JOB ▸
For each line below that includes the word "title", make a copy.

================================

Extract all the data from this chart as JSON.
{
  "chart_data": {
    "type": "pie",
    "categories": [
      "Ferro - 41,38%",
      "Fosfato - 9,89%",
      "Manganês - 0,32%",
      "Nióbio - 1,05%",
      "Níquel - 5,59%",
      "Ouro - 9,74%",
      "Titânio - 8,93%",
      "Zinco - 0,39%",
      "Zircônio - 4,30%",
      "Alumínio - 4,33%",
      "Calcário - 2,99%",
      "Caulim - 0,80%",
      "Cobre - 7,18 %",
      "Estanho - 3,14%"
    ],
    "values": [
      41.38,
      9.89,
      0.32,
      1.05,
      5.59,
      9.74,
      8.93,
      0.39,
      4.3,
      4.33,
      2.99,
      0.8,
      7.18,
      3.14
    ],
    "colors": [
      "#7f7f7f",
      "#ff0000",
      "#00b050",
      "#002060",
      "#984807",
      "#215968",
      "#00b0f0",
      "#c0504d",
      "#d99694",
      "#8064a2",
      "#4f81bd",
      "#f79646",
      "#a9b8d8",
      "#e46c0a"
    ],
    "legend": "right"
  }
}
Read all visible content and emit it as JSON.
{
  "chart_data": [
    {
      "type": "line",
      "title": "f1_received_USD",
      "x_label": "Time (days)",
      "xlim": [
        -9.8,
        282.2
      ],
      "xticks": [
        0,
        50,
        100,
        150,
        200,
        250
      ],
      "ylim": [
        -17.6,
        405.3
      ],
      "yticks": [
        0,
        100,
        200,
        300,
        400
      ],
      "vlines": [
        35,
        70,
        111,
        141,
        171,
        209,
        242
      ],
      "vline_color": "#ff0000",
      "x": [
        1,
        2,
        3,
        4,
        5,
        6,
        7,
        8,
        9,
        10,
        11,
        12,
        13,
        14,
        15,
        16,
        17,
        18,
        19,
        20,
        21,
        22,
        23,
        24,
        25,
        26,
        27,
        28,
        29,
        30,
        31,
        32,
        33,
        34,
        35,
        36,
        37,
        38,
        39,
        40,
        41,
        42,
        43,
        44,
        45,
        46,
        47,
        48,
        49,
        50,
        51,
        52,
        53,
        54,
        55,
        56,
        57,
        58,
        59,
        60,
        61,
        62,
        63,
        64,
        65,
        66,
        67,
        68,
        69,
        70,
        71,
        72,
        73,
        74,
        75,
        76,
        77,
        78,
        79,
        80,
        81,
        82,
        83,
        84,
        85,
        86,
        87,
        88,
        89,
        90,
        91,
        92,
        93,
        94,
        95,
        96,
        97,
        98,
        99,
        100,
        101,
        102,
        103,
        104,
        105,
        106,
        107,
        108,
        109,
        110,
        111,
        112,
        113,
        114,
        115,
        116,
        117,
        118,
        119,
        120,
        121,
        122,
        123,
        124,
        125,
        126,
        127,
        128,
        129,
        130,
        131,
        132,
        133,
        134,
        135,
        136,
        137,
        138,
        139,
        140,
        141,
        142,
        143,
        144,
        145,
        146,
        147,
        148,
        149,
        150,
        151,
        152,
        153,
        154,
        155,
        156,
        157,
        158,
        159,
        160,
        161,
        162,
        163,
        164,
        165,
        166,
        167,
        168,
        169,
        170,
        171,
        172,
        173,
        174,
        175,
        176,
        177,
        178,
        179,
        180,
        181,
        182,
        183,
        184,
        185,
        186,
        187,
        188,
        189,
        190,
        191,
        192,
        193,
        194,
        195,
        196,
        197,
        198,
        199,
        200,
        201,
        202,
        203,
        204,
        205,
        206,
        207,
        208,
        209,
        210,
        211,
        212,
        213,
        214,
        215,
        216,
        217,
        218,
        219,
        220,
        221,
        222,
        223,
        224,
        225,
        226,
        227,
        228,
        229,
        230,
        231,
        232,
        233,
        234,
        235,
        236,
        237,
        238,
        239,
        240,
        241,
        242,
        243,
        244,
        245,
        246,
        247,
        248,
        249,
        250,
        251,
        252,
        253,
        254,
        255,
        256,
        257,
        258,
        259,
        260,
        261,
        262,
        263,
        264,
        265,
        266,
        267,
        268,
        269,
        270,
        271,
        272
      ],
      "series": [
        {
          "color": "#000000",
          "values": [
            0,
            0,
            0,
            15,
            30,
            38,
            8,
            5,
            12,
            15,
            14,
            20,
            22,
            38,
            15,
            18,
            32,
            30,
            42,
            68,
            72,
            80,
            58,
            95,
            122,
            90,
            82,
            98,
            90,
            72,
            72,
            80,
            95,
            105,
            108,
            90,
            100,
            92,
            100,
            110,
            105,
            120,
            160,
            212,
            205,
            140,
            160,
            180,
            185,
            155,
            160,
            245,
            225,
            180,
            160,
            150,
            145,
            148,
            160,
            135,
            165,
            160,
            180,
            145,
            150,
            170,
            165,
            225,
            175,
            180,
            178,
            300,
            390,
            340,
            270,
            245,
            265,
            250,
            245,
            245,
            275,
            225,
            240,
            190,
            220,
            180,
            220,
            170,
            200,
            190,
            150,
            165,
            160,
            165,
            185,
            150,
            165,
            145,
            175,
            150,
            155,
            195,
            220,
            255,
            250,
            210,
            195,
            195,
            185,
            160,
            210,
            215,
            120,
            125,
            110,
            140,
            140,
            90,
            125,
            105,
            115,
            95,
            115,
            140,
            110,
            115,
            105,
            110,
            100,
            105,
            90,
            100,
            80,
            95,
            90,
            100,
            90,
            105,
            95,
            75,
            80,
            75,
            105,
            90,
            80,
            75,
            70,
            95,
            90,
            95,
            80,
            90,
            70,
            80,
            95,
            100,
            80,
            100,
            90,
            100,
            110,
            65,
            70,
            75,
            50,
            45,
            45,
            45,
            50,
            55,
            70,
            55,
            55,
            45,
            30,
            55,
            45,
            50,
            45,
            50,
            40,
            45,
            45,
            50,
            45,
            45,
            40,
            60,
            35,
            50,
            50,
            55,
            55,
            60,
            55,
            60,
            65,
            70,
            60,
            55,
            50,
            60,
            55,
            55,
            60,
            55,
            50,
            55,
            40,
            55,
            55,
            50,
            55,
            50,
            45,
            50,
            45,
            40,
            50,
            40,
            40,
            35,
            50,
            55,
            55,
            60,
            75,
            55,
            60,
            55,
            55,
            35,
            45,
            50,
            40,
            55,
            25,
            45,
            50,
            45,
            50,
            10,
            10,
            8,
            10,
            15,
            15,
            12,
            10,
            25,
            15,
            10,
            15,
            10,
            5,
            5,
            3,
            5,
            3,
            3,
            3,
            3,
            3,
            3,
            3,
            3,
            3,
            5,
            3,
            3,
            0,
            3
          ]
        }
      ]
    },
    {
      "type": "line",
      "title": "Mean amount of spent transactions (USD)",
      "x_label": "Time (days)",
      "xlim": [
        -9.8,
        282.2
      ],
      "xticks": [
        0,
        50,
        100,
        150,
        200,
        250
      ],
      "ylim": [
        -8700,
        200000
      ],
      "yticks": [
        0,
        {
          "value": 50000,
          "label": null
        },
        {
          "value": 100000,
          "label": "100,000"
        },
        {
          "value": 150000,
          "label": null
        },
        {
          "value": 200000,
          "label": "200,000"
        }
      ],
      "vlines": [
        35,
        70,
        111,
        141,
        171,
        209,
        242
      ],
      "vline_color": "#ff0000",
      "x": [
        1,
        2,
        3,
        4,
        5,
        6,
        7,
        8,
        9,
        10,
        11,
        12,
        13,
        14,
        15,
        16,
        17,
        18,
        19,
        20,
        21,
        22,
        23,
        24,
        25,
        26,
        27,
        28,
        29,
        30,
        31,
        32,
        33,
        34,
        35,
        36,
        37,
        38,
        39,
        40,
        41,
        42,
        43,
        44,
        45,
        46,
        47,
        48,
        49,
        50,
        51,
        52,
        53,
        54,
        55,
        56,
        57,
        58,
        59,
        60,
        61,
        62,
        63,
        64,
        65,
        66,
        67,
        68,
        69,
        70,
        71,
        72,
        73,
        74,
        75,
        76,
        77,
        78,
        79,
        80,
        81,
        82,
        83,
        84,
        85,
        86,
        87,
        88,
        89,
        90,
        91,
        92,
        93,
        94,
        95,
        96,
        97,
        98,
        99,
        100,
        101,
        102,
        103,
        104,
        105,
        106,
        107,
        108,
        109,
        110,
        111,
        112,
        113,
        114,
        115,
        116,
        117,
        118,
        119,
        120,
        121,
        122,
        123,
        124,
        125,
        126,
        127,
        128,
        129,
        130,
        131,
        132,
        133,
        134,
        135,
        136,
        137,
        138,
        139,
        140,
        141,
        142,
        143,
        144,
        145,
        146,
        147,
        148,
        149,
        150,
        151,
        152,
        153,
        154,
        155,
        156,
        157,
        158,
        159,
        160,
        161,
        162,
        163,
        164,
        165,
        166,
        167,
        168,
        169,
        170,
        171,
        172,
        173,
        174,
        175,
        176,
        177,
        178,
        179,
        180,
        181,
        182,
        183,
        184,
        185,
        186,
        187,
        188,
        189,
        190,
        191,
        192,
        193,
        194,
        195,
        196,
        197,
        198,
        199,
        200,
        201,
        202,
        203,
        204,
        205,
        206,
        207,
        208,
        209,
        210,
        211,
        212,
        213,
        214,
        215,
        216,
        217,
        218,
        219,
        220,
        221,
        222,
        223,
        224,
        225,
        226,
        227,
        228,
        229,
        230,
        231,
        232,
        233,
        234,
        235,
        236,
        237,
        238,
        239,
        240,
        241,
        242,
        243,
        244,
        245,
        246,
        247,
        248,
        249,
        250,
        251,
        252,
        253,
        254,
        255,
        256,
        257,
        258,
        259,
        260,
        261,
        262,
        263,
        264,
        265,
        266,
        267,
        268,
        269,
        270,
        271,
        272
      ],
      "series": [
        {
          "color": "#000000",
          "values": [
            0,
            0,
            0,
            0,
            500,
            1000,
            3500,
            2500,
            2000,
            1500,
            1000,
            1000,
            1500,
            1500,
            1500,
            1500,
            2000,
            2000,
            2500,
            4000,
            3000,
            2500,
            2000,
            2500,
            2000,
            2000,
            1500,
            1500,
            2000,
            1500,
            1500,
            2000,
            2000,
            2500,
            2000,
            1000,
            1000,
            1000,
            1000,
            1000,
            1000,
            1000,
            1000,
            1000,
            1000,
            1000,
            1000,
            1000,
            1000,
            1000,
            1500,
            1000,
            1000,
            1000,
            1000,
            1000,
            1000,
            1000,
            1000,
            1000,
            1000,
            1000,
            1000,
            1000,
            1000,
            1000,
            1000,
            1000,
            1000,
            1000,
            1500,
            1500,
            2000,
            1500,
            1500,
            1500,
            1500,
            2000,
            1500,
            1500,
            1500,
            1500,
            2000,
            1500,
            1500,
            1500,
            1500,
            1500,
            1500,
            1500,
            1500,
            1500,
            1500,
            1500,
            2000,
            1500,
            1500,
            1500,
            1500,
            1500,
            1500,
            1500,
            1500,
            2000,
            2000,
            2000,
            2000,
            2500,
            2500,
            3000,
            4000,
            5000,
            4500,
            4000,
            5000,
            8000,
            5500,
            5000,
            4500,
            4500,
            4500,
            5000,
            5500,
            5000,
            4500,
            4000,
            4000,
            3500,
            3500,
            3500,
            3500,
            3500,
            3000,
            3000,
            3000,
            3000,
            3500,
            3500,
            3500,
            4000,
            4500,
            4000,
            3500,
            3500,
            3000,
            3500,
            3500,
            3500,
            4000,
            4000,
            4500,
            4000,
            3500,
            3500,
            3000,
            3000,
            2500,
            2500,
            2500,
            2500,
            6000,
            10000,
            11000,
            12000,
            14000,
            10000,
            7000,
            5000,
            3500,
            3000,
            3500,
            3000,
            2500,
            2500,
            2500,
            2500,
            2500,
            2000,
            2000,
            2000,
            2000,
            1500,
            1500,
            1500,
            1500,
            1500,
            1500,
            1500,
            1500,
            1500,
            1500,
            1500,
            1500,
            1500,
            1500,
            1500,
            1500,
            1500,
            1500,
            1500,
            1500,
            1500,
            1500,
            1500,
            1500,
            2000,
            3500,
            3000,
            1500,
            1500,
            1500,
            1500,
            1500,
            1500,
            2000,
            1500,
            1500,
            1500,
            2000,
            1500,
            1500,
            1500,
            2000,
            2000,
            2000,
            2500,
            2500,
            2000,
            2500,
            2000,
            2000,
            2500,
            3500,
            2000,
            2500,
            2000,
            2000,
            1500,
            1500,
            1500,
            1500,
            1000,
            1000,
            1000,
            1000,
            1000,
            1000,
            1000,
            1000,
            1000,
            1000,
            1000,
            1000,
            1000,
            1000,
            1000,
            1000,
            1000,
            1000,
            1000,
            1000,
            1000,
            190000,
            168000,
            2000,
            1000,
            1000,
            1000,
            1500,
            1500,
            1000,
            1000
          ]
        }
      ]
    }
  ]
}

================================

SOLVED EXERCISE ▸
      "title": "f1_received_USD",
      "title": "Mean amount of spent transactions (USD)",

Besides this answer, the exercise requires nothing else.